» What the task requires
Copy every line that contains the string "Difference" from the entries below.

» Information shown
[Start]
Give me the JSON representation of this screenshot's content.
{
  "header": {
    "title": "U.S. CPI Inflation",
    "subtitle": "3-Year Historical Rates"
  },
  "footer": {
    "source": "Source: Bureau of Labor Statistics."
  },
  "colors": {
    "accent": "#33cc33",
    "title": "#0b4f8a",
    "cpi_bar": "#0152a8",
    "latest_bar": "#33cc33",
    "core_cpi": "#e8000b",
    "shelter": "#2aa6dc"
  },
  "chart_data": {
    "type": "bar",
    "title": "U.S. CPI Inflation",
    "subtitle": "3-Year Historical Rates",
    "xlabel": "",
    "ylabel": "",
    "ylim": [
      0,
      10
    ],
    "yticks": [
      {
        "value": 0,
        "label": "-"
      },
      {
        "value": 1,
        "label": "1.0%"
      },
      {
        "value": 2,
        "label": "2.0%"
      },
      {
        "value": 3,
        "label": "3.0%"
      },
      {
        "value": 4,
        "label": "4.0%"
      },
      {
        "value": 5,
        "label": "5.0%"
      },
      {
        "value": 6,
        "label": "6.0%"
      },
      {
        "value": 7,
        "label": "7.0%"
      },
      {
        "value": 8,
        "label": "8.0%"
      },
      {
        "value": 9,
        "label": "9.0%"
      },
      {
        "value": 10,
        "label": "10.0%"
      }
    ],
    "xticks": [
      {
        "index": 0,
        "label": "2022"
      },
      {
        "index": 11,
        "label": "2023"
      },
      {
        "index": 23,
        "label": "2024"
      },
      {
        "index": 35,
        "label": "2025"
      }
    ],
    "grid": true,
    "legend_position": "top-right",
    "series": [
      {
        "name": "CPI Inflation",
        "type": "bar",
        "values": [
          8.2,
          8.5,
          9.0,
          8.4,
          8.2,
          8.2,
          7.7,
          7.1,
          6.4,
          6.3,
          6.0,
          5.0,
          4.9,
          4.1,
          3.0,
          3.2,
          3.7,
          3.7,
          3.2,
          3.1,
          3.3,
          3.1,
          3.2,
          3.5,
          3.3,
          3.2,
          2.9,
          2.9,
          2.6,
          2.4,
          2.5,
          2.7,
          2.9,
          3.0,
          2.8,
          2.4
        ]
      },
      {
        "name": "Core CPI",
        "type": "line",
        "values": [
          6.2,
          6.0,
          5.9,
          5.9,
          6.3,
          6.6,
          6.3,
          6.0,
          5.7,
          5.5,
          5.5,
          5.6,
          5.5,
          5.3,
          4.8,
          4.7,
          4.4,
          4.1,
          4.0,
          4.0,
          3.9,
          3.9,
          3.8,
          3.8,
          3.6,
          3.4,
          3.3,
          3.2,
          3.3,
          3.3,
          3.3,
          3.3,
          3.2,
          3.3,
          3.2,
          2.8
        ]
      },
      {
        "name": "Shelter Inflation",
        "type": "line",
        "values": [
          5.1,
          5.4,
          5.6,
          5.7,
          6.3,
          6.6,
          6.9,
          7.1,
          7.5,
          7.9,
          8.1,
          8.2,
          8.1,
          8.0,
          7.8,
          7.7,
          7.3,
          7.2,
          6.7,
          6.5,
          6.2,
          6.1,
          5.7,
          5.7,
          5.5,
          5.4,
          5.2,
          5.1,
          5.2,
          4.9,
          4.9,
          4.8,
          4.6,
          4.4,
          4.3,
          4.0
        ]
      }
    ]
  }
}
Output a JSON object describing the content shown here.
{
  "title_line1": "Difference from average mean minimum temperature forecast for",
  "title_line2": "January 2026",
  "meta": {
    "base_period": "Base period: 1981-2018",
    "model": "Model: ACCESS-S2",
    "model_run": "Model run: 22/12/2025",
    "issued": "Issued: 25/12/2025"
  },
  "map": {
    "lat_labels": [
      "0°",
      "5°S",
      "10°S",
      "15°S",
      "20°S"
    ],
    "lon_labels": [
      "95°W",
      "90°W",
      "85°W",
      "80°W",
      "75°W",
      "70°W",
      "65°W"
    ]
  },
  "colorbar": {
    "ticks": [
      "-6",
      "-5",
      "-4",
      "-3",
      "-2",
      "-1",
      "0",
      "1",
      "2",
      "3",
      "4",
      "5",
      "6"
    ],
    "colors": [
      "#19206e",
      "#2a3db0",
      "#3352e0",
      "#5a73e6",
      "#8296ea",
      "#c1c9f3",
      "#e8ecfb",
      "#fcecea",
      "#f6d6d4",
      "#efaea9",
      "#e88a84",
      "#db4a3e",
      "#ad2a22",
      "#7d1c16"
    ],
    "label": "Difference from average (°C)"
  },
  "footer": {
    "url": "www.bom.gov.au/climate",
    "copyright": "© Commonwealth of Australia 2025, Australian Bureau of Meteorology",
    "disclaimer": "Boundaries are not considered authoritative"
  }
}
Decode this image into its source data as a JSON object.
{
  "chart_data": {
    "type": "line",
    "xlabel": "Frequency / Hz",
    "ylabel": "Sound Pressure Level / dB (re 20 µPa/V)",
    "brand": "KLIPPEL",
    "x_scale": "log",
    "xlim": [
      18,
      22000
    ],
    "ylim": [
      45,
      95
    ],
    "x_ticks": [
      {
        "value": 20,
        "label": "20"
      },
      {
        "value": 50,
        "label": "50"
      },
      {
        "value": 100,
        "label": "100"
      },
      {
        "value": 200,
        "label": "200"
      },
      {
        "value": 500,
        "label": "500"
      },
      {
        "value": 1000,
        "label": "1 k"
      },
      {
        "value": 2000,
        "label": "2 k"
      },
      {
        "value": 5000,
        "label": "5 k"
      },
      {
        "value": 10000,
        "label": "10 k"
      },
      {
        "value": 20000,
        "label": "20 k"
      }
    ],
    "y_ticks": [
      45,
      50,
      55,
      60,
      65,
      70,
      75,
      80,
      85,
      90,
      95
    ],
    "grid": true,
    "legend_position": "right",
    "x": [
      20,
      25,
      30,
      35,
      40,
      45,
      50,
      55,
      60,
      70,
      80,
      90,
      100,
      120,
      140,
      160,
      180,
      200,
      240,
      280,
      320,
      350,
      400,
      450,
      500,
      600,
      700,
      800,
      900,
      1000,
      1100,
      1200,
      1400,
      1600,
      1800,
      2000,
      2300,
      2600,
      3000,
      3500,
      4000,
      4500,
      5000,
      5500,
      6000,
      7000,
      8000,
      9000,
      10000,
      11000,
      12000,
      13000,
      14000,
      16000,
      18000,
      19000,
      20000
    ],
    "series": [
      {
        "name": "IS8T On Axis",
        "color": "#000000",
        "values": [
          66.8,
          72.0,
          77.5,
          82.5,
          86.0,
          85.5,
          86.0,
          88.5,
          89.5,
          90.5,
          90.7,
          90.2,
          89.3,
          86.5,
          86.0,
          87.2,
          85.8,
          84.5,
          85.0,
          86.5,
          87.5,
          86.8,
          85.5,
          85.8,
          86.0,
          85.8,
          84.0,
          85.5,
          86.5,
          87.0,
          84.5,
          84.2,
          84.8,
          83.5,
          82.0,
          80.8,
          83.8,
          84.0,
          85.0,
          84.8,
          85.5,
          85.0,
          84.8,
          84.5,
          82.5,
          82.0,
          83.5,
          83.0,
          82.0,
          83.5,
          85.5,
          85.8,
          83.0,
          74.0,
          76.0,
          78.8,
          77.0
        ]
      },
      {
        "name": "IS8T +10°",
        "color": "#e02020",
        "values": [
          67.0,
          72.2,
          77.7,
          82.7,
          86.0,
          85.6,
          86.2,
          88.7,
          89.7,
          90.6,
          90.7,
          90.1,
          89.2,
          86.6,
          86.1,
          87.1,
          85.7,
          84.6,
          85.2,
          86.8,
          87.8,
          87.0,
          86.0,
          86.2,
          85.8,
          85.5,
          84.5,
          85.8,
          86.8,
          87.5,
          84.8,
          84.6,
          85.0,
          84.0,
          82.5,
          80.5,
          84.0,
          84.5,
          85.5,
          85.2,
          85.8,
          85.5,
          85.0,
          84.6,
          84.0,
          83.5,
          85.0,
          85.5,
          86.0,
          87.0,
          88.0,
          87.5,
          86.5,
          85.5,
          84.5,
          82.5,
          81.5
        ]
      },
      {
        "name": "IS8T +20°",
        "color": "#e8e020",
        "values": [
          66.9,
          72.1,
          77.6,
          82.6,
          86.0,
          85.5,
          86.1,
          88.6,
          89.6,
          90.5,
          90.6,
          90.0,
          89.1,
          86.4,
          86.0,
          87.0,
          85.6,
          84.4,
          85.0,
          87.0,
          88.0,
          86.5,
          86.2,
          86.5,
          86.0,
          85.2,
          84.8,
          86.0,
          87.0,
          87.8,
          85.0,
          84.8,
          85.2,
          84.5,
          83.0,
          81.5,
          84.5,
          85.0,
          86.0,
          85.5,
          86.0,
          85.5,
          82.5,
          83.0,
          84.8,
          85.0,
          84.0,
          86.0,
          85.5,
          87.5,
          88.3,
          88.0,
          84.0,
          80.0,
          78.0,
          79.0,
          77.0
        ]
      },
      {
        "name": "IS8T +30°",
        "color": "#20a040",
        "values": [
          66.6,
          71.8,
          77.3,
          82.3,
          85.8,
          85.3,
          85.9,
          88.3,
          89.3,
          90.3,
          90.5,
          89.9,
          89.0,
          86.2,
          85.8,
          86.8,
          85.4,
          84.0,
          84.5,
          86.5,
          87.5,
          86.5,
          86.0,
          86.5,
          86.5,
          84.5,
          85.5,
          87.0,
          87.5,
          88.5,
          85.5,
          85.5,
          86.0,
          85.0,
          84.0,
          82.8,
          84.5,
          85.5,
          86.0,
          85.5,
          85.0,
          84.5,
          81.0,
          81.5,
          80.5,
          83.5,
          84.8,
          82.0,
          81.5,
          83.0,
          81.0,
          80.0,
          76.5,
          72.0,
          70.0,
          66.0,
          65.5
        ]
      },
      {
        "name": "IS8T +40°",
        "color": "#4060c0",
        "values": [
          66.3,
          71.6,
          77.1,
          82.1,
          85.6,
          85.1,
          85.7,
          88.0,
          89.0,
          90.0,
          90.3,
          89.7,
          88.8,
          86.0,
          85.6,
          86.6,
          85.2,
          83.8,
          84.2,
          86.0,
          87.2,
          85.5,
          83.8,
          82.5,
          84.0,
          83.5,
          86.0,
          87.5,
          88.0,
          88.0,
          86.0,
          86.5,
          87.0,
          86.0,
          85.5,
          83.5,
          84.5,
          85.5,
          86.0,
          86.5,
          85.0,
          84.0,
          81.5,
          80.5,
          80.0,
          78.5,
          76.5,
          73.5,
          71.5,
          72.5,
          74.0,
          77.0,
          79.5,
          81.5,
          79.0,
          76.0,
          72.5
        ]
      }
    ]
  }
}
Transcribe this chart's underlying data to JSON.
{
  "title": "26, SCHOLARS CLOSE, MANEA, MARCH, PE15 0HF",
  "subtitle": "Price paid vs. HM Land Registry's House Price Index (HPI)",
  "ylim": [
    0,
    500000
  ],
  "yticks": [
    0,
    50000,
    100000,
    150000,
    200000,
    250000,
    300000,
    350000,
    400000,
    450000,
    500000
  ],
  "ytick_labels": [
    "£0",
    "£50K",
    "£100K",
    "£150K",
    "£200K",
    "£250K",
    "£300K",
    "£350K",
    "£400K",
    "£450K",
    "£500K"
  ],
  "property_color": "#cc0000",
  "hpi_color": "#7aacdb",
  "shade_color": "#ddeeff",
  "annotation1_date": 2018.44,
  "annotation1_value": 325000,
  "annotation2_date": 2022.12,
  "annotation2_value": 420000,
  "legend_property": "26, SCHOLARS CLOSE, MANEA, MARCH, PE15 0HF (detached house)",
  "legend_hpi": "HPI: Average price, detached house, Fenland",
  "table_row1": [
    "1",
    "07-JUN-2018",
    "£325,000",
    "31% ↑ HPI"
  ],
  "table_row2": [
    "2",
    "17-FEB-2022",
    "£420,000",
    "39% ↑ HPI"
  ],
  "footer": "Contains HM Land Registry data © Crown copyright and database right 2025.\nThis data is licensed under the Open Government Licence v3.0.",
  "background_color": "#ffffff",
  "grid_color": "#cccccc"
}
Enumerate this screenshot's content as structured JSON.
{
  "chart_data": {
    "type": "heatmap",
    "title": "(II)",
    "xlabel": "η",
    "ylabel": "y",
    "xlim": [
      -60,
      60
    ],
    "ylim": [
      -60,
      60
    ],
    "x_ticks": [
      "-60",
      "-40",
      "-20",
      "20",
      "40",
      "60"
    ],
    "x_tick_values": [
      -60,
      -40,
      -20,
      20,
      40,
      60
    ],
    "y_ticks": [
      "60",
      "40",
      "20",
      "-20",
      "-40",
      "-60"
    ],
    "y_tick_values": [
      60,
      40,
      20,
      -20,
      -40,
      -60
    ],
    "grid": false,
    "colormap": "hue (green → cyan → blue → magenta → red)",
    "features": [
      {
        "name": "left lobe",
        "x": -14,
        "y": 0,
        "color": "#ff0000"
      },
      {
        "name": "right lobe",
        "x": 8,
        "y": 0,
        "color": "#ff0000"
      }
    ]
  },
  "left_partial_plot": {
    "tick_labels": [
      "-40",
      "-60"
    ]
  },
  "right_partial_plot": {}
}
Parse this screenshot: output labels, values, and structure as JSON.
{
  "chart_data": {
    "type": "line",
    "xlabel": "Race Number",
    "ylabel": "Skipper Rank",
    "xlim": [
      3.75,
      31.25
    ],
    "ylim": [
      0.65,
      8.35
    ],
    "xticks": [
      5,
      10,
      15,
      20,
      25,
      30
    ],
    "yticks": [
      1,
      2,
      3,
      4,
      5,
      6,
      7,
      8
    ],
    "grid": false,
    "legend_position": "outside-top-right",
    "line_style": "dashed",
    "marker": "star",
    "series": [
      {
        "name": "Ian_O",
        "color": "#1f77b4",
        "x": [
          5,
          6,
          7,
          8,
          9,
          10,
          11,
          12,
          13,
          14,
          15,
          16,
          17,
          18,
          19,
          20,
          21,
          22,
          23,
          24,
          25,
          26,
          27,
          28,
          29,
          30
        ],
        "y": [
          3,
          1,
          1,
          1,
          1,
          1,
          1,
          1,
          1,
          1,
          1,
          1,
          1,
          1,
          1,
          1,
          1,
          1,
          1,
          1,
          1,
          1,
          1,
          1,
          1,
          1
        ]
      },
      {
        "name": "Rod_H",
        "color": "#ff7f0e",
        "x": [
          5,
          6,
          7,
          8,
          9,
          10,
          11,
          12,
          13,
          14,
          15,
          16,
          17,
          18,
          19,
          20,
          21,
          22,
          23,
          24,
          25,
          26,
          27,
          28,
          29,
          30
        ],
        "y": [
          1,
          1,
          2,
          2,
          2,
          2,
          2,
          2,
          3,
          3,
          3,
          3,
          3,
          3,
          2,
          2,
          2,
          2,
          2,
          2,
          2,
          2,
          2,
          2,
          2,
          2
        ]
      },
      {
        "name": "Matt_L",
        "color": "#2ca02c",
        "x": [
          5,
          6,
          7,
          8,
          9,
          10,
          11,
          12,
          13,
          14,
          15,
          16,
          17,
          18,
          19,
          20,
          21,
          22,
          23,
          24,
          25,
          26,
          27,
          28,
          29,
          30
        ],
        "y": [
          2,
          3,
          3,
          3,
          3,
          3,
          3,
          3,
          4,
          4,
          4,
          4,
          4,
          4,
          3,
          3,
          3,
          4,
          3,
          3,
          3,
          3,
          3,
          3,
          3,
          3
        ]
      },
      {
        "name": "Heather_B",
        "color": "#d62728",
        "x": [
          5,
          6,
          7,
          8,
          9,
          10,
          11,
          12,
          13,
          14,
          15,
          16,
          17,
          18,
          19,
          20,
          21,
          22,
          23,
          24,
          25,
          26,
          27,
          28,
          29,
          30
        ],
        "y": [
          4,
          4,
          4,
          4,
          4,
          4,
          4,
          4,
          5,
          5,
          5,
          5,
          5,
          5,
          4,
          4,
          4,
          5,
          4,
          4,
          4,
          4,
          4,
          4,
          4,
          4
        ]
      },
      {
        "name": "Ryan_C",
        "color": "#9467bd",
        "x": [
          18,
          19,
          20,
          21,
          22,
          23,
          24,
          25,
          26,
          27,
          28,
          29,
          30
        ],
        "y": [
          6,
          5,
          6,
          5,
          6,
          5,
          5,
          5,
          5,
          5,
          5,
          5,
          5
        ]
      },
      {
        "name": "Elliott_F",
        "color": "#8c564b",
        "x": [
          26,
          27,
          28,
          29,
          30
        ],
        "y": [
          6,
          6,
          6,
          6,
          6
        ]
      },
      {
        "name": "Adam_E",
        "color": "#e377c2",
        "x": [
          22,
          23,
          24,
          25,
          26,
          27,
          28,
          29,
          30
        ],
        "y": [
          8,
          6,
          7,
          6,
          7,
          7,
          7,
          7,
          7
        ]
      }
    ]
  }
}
[End]
» Finished exercise
  "title_line1": "Difference from average mean minimum temperature forecast for",
    "label": "Difference from average (°C)"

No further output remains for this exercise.